A block of data
>>>>>

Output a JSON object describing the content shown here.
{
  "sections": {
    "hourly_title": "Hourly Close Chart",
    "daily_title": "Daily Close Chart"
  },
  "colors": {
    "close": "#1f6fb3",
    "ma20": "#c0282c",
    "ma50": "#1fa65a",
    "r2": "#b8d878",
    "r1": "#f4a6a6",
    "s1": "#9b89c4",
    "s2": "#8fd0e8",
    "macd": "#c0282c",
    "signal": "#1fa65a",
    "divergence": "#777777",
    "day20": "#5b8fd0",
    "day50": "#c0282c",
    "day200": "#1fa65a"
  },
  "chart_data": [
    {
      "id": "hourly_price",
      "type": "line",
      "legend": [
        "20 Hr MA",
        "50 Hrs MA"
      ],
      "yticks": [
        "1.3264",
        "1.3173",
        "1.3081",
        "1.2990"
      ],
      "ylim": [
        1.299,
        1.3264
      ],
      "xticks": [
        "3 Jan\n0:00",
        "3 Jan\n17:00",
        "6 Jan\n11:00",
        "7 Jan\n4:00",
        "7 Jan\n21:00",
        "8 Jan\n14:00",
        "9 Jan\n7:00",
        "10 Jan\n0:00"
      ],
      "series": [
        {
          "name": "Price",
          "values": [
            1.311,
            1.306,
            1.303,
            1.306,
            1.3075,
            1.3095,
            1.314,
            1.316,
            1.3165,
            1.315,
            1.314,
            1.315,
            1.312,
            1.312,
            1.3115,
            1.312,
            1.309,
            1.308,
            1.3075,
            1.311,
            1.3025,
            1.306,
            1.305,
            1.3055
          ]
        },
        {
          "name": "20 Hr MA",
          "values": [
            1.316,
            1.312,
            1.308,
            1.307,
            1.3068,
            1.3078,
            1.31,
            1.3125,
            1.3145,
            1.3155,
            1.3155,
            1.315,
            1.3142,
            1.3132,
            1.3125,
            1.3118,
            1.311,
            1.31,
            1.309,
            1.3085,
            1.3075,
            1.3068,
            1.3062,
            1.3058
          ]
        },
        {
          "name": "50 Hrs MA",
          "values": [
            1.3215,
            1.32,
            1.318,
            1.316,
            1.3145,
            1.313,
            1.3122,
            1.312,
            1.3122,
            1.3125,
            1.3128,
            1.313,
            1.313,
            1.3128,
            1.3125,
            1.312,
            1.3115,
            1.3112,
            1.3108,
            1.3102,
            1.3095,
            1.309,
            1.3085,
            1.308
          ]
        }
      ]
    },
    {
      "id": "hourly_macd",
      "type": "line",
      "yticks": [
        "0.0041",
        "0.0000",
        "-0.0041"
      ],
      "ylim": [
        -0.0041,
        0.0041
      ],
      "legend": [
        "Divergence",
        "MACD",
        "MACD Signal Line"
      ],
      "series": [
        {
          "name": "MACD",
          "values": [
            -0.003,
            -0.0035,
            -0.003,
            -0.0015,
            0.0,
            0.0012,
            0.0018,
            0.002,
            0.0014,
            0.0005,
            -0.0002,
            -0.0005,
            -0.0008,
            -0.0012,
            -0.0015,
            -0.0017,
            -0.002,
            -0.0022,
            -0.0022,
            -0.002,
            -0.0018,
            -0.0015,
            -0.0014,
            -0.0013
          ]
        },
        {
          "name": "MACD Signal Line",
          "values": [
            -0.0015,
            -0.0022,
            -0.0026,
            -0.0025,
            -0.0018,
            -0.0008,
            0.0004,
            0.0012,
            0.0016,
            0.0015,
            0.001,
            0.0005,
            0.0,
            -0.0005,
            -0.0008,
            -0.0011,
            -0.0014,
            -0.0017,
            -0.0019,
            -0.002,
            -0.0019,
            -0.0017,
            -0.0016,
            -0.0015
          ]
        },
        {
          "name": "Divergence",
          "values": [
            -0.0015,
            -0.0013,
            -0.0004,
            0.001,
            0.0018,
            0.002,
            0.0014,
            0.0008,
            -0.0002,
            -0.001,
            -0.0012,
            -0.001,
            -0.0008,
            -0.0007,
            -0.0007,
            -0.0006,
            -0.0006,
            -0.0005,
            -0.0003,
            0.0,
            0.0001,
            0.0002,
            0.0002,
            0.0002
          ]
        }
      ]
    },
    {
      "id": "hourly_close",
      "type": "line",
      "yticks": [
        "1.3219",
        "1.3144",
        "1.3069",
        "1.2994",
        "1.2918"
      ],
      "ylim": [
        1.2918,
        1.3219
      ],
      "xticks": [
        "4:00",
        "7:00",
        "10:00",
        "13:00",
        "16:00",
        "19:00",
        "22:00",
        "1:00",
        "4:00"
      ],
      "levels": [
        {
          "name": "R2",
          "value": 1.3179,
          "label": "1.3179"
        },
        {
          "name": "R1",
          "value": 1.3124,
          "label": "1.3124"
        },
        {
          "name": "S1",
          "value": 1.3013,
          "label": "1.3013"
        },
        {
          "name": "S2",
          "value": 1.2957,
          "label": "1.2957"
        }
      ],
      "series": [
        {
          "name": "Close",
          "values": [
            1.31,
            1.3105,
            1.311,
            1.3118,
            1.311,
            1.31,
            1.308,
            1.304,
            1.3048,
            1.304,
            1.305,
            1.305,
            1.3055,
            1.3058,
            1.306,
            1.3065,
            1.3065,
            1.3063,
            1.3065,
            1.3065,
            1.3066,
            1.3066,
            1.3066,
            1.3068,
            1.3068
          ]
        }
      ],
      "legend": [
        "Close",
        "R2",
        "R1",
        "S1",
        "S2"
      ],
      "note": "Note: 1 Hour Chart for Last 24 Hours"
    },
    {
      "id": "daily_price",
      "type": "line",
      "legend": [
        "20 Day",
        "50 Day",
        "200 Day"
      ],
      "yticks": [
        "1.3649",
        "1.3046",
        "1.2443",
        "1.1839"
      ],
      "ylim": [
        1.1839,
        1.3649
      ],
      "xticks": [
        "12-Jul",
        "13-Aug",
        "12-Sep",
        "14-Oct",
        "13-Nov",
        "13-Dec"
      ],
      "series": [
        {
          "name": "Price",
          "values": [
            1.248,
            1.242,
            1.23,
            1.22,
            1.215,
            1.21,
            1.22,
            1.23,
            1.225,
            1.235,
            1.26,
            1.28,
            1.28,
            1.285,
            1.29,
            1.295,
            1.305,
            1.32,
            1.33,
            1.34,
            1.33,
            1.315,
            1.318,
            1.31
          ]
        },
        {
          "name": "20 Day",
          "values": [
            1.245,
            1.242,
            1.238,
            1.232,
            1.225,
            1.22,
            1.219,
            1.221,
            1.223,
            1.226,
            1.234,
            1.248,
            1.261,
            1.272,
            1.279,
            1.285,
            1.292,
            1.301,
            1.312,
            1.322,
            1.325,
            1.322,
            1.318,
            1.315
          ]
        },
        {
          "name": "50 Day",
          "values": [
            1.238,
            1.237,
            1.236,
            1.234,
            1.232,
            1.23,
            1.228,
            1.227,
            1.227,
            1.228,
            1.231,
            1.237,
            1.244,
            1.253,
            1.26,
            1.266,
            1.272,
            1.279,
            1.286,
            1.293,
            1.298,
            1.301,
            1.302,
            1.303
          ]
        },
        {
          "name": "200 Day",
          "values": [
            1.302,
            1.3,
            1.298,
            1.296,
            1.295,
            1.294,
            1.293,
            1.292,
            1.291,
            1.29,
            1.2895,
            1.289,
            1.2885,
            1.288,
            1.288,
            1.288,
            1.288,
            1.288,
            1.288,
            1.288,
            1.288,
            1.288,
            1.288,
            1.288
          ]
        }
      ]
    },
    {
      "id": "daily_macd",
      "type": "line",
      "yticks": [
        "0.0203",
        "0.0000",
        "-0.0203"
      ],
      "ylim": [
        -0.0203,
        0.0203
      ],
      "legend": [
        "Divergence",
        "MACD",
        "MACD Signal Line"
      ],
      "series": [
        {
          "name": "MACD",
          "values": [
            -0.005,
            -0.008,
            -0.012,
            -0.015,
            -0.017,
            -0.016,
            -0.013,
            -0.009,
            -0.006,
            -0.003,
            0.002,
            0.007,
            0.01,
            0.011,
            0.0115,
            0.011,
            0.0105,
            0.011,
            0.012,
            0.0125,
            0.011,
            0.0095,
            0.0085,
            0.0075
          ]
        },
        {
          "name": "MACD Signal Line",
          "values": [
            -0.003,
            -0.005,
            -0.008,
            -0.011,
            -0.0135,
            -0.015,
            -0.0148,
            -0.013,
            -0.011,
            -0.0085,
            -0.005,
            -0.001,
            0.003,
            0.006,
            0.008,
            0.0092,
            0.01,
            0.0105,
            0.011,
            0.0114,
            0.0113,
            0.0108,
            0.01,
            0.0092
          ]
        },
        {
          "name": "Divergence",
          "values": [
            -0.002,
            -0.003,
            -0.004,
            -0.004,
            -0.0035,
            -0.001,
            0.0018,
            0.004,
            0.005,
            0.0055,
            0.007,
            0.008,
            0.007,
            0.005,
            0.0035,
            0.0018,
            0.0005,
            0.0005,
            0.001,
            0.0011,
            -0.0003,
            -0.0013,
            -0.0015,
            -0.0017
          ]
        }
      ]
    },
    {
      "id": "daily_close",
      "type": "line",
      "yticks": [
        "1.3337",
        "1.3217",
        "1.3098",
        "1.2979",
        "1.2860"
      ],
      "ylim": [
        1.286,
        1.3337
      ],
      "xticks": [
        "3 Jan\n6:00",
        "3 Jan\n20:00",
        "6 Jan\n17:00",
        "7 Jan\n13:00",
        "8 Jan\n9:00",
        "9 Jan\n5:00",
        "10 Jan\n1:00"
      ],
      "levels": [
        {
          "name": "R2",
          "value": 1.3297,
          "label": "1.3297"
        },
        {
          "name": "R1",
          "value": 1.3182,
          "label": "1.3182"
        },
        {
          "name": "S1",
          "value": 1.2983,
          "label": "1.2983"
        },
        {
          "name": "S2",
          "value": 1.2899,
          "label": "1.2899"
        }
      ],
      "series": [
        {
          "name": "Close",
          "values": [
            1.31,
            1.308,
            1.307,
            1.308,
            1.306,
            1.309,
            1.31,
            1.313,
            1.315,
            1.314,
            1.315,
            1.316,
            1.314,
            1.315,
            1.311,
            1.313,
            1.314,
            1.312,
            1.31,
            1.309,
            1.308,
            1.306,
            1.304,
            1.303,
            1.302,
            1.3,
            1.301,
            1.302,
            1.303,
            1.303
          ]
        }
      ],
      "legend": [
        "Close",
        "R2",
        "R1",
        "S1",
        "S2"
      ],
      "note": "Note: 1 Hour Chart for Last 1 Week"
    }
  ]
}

<<<<<

• **BRIEF**
Look above for lines with the word "Last" and copy them all.

• **SOLUTION TO THE PROBLEM**
      "note": "Note: 1 Hour Chart for Last 24 Hours"
      "note": "Note: 1 Hour Chart for Last 1 Week"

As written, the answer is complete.